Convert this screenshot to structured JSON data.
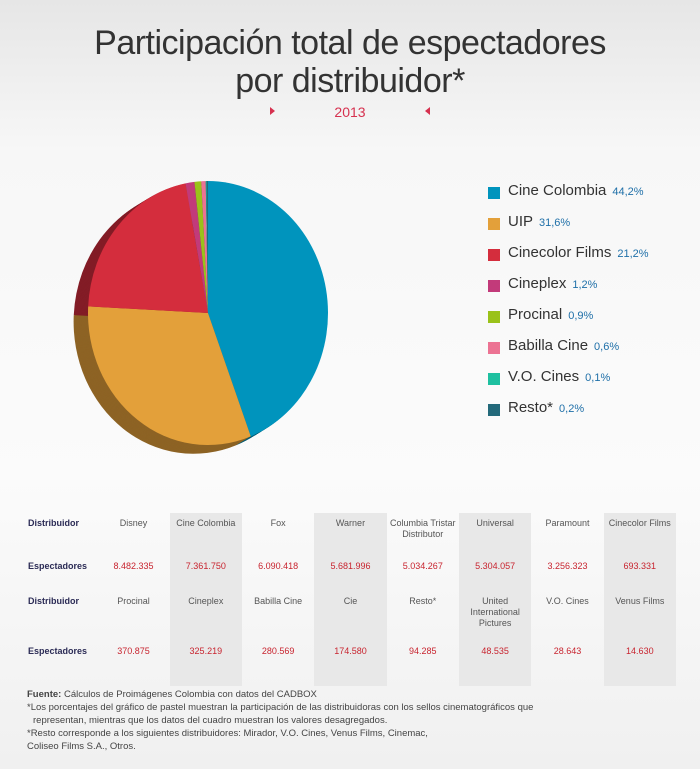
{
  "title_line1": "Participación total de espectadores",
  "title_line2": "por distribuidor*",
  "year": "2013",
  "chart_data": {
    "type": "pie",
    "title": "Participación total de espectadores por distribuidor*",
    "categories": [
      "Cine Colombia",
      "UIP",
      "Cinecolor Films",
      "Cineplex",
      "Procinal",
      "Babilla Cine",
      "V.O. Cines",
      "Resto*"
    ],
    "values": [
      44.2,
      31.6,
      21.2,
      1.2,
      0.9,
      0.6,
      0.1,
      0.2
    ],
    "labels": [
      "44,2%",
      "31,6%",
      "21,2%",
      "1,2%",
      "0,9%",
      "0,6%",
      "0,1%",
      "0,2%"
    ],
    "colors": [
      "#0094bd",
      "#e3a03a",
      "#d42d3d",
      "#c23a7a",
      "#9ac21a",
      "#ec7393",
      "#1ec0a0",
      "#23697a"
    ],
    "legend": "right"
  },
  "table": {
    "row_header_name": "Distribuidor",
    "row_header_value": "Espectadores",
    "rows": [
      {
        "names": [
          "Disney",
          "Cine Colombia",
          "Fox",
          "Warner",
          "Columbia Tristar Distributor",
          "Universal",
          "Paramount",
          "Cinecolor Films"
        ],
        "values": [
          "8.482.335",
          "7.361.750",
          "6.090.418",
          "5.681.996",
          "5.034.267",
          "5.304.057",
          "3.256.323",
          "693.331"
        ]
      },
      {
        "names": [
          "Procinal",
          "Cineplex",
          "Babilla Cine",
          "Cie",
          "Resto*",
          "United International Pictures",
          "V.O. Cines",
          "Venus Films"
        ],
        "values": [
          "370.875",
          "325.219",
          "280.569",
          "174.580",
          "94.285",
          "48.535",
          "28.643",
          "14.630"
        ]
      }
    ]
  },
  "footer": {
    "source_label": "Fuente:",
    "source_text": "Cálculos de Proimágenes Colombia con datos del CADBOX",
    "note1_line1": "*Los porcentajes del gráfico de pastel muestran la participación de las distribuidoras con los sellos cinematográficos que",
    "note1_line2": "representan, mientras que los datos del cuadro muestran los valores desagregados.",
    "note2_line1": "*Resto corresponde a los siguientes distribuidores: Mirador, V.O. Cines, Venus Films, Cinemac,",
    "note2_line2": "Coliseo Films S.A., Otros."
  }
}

What you should do
What is needed is the number of lines in these entries that include the word "Resto"; please give it alone.

Solution to this problem
3